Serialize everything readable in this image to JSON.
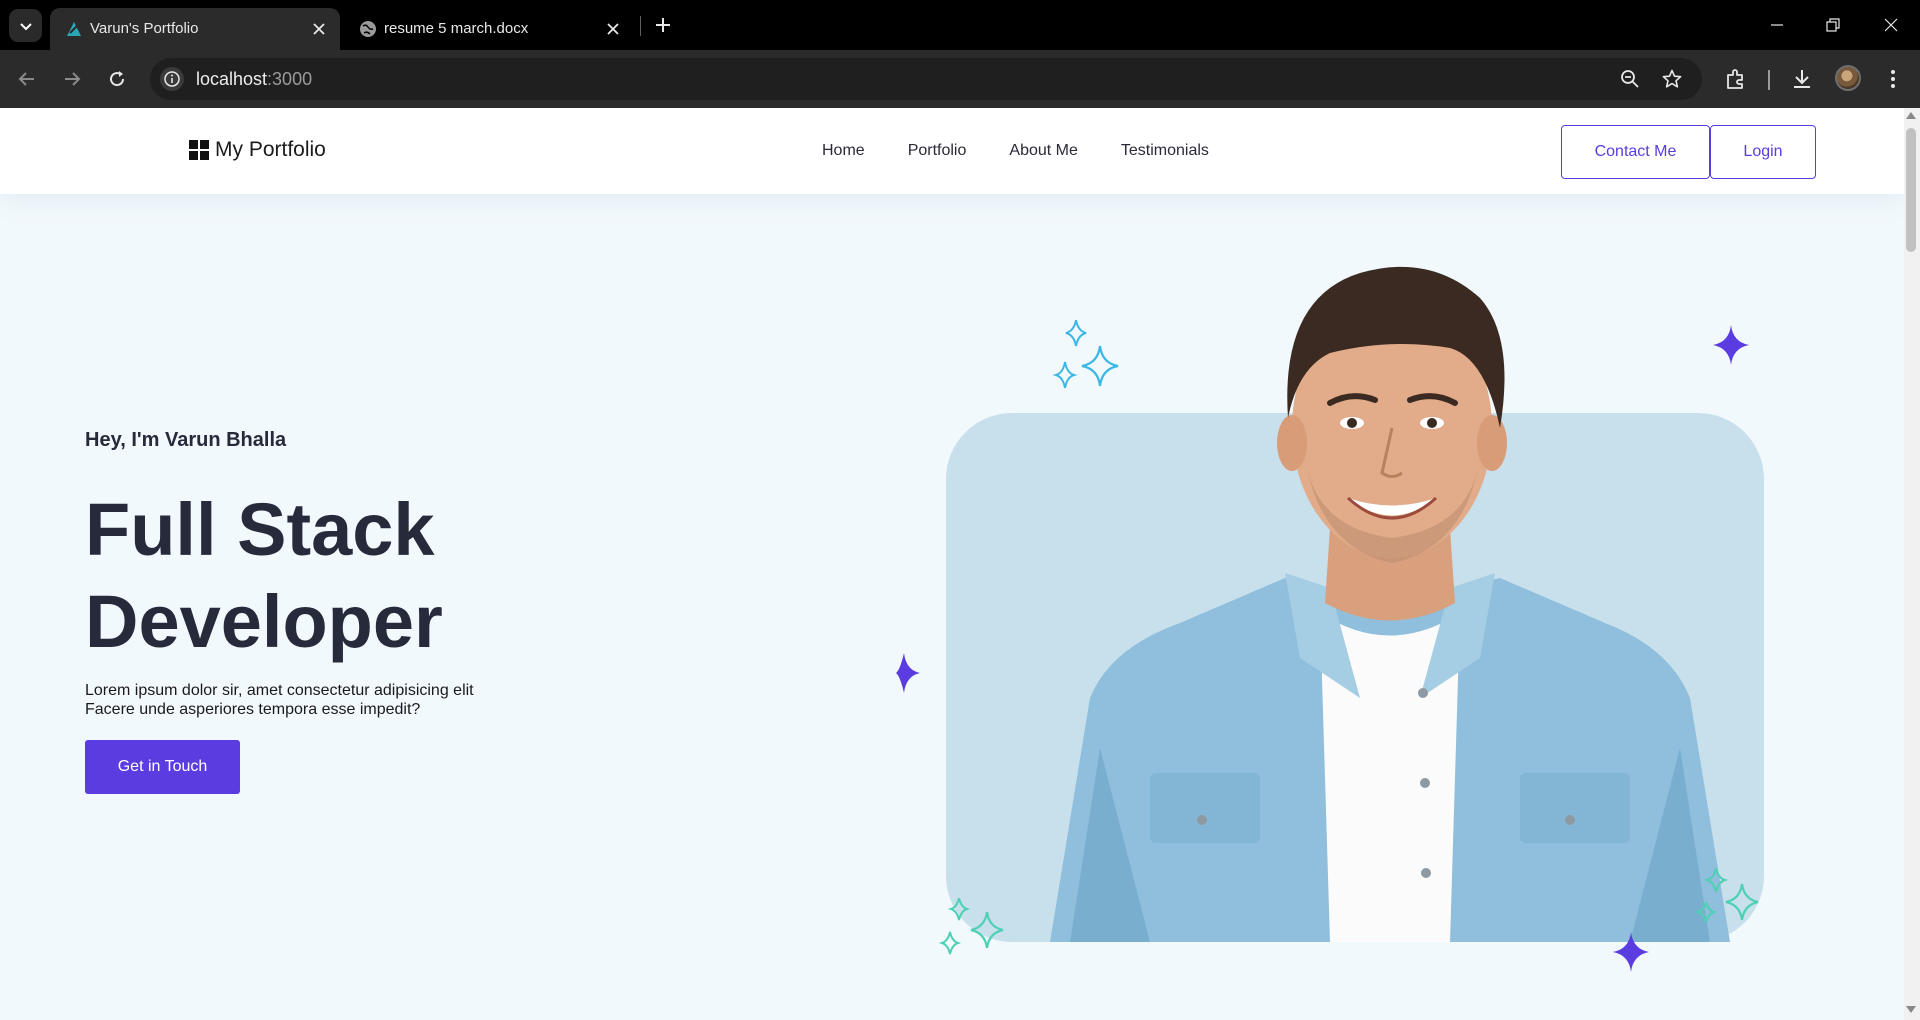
{
  "browser": {
    "tabs": [
      {
        "title": "Varun's Portfolio",
        "active": true
      },
      {
        "title": "resume 5 march.docx",
        "active": false
      }
    ],
    "url_host": "localhost",
    "url_port": ":3000"
  },
  "site": {
    "logo_text": "My Portfolio",
    "nav": [
      "Home",
      "Portfolio",
      "About Me",
      "Testimonials"
    ],
    "contact_label": "Contact Me",
    "login_label": "Login"
  },
  "hero": {
    "greeting": "Hey, I'm Varun Bhalla",
    "title_line1": "Full Stack",
    "title_line2": "Developer",
    "desc_line1": "Lorem ipsum dolor sir, amet consectetur adipisicing elit",
    "desc_line2": "Facere unde asperiores tempora esse impedit?",
    "cta_label": "Get in Touch"
  },
  "colors": {
    "accent": "#5b3ce0",
    "page_bg": "#f2f9fd",
    "card_bg": "#c8e0ec",
    "sparkle_blue": "#3bb7e6",
    "sparkle_teal": "#4dd0b4"
  },
  "icons": [
    "tab-list-icon",
    "portfolio-favicon",
    "globe-icon",
    "close-icon",
    "plus-icon",
    "minimize-icon",
    "restore-icon",
    "back-icon",
    "forward-icon",
    "reload-icon",
    "info-icon",
    "zoom-icon",
    "star-icon",
    "extensions-icon",
    "download-icon",
    "menu-icon"
  ]
}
---*---
▶ _Problem statement_
Can you repeat every record above exactly, apart from the pictures?

▶ _The completed task_
Serialize everything readable in this image to JSON.
{
  "browser": {
    "tabs": [
      {
        "title": "Varun's Portfolio",
        "active": true
      },
      {
        "title": "resume 5 march.docx",
        "active": false
      }
    ],
    "url_host": "localhost",
    "url_port": ":3000"
  },
  "site": {
    "logo_text": "My Portfolio",
    "nav": [
      "Home",
      "Portfolio",
      "About Me",
      "Testimonials"
    ],
    "contact_label": "Contact Me",
    "login_label": "Login"
  },
  "hero": {
    "greeting": "Hey, I'm Varun Bhalla",
    "title_line1": "Full Stack",
    "title_line2": "Developer",
    "desc_line1": "Lorem ipsum dolor sir, amet consectetur adipisicing elit",
    "desc_line2": "Facere unde asperiores tempora esse impedit?",
    "cta_label": "Get in Touch"
  },
  "colors": {
    "accent": "#5b3ce0",
    "page_bg": "#f2f9fd",
    "card_bg": "#c8e0ec",
    "sparkle_blue": "#3bb7e6",
    "sparkle_teal": "#4dd0b4"
  },
  "icons": [
    "tab-list-icon",
    "portfolio-favicon",
    "globe-icon",
    "close-icon",
    "plus-icon",
    "minimize-icon",
    "restore-icon",
    "back-icon",
    "forward-icon",
    "reload-icon",
    "info-icon",
    "zoom-icon",
    "star-icon",
    "extensions-icon",
    "download-icon",
    "menu-icon"
  ]
}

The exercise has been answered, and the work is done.